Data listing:
■ ■ ■

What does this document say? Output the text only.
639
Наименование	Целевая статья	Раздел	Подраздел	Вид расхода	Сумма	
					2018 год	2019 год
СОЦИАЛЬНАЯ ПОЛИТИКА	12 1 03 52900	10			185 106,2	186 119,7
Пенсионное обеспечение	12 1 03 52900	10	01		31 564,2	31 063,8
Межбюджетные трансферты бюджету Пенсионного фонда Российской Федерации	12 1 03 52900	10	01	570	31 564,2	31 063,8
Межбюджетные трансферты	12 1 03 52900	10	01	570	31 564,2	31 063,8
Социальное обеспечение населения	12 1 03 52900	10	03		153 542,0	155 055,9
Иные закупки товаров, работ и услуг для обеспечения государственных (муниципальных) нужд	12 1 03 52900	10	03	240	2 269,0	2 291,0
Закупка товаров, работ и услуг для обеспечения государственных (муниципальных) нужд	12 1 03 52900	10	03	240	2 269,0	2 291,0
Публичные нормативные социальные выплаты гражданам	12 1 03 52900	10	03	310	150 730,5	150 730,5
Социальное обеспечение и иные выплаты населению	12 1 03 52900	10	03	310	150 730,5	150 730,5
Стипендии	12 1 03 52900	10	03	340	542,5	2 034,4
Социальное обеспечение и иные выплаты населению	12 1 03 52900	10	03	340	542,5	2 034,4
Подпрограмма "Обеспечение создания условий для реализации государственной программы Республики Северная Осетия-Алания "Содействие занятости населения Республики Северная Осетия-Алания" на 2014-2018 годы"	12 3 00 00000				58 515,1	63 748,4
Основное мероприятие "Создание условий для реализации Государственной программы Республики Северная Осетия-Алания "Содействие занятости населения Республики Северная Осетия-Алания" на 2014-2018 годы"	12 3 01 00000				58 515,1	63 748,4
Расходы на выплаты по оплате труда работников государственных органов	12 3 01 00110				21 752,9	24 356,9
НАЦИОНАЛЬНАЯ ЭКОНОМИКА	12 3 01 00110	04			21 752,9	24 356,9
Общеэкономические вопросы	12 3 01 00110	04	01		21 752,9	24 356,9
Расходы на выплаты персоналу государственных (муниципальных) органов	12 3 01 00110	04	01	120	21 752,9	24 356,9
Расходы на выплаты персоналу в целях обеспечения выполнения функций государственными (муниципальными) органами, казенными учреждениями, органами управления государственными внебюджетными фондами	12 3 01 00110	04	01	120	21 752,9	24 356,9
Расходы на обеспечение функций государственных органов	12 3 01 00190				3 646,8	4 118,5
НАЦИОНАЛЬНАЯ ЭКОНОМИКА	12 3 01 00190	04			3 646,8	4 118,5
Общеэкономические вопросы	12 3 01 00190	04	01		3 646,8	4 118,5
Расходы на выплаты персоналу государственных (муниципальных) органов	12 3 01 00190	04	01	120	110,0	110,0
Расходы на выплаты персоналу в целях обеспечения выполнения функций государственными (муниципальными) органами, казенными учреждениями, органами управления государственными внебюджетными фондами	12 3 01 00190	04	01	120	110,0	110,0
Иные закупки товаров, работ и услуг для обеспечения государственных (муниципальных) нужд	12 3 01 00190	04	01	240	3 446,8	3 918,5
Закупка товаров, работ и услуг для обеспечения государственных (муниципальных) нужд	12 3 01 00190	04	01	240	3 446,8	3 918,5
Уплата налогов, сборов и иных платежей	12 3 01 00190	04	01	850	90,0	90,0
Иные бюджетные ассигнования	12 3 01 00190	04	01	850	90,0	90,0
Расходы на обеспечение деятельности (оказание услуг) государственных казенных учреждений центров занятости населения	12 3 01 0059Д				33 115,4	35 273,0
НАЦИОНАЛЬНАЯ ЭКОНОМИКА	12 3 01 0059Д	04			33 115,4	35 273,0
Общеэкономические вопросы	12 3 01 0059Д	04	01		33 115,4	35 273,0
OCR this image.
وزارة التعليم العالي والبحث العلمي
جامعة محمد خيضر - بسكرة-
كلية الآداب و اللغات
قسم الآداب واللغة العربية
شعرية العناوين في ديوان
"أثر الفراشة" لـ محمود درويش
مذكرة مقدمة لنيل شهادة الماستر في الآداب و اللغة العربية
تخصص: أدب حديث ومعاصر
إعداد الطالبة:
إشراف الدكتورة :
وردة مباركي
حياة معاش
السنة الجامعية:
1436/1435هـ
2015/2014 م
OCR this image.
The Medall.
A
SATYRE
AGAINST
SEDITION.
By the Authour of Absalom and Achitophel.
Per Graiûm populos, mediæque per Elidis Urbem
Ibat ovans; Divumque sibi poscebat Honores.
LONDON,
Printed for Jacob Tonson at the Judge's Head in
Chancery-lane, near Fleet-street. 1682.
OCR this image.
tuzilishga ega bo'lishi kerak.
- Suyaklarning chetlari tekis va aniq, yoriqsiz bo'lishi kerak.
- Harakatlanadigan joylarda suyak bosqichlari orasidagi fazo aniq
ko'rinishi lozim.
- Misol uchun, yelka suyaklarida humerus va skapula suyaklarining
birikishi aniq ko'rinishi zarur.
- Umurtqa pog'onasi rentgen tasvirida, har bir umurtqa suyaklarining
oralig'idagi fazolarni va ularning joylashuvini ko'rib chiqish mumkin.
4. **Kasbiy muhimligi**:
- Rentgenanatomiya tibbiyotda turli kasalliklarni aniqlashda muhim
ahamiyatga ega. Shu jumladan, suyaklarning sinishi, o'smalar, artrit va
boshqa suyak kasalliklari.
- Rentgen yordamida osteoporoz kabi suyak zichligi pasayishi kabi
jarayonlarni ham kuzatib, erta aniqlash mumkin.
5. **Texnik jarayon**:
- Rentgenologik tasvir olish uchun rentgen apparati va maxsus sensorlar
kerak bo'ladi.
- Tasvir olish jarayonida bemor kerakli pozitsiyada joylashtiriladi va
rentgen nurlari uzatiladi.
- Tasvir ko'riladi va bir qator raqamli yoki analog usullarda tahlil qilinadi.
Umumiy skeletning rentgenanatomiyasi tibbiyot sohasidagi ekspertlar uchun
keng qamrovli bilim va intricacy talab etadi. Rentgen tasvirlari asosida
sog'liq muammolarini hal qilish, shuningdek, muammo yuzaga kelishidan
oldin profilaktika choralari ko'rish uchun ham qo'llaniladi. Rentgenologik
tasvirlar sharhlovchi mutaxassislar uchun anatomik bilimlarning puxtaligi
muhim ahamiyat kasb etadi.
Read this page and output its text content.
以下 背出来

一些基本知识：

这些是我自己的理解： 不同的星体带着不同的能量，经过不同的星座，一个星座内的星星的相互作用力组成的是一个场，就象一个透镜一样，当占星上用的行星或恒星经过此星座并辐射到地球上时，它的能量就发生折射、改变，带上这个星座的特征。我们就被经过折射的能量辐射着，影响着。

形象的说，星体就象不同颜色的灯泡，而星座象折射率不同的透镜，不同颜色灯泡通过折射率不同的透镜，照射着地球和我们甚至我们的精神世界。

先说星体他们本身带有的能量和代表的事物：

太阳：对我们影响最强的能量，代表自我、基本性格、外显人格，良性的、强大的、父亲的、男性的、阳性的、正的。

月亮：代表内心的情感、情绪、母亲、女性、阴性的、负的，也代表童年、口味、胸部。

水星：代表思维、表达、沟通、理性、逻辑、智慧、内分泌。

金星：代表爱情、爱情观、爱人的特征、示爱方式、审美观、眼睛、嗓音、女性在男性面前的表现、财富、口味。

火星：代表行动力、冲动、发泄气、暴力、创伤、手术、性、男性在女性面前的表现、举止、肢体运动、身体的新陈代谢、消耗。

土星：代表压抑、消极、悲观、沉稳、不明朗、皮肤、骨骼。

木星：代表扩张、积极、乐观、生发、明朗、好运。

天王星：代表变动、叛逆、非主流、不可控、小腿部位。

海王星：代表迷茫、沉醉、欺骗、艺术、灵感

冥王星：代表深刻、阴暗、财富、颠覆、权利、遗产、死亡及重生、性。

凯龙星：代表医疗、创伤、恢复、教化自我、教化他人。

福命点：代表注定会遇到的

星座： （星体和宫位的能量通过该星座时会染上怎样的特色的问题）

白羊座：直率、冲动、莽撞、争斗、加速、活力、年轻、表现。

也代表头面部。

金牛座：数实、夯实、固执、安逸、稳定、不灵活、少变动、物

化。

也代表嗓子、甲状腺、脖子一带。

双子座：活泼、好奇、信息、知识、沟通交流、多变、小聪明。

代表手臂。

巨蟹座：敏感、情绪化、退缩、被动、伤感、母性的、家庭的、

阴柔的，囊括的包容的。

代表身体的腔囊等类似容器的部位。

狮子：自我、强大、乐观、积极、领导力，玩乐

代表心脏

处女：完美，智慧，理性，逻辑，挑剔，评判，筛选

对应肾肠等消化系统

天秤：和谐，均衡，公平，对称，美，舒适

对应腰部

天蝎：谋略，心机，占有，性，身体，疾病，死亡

■ ■ ■

■ DIRECTIONS FOR THIS TASK ■
Find every line that holds "вопросы" and copy it.

■ PROBLEM SOLUTION ■
Общеэкономические вопросы	12 3 01 00110	04	01		21 752,9	24 356,9
Общеэкономические вопросы	12 3 01 00190	04	01		3 646,8	4 118,5
Общеэкономические вопросы	12 3 01 0059Д	04	01		33 115,4	35 273,0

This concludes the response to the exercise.